- WHAT TO WORK ON
Transcribe the entries below exactly.

- DATA EXTRACT
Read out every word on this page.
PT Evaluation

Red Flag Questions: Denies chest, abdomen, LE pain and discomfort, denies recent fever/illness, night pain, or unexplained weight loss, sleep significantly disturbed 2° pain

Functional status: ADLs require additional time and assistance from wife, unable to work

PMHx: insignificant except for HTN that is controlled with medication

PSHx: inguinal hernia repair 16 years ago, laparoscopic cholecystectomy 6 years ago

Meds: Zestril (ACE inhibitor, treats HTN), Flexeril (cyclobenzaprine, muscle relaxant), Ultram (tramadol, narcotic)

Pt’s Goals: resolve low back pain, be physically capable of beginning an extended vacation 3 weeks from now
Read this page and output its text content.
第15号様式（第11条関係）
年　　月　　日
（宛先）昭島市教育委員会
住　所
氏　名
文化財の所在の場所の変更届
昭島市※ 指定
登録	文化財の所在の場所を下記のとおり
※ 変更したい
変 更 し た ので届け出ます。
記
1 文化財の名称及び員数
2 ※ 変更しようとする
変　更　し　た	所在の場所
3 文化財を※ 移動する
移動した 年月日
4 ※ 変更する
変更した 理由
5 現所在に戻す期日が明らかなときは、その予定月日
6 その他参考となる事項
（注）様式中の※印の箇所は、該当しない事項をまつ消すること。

- CORRECT RESULT
Read out every word on this page.
PT Evaluation

Red Flag Questions: Denies chest, abdomen, LE pain and discomfort, denies recent fever/illness, night pain, or unexplained weight loss, sleep significantly disturbed 2° pain

Functional status: ADLs require additional time and assistance from wife, unable to work

PMHx: insignificant except for HTN that is controlled with medication

PSHx: inguinal hernia repair 16 years ago, laparoscopic cholecystectomy 6 years ago

Meds: Zestril (ACE inhibitor, treats HTN), Flexeril (cyclobenzaprine, muscle relaxant), Ultram (tramadol, narcotic)

Pt’s Goals: resolve low back pain, be physically capable of beginning an extended vacation 3 weeks from now
Read this page and output its text content.
第15号様式（第11条関係）
年　　月　　日
（宛先）昭島市教育委員会
住　所
氏　名
文化財の所在の場所の変更届
昭島市※ 指定
登録	文化財の所在の場所を下記のとおり
※ 変更したい
変 更 し た ので届け出ます。
記
1 文化財の名称及び員数
2 ※ 変更しようとする
変　更　し　た	所在の場所
3 文化財を※ 移動する
移動した 年月日
4 ※ 変更する
変更した 理由
5 現所在に戻す期日が明らかなときは、その予定月日
6 その他参考となる事項
（注）様式中の※印の箇所は、該当しない事項をまつ消すること。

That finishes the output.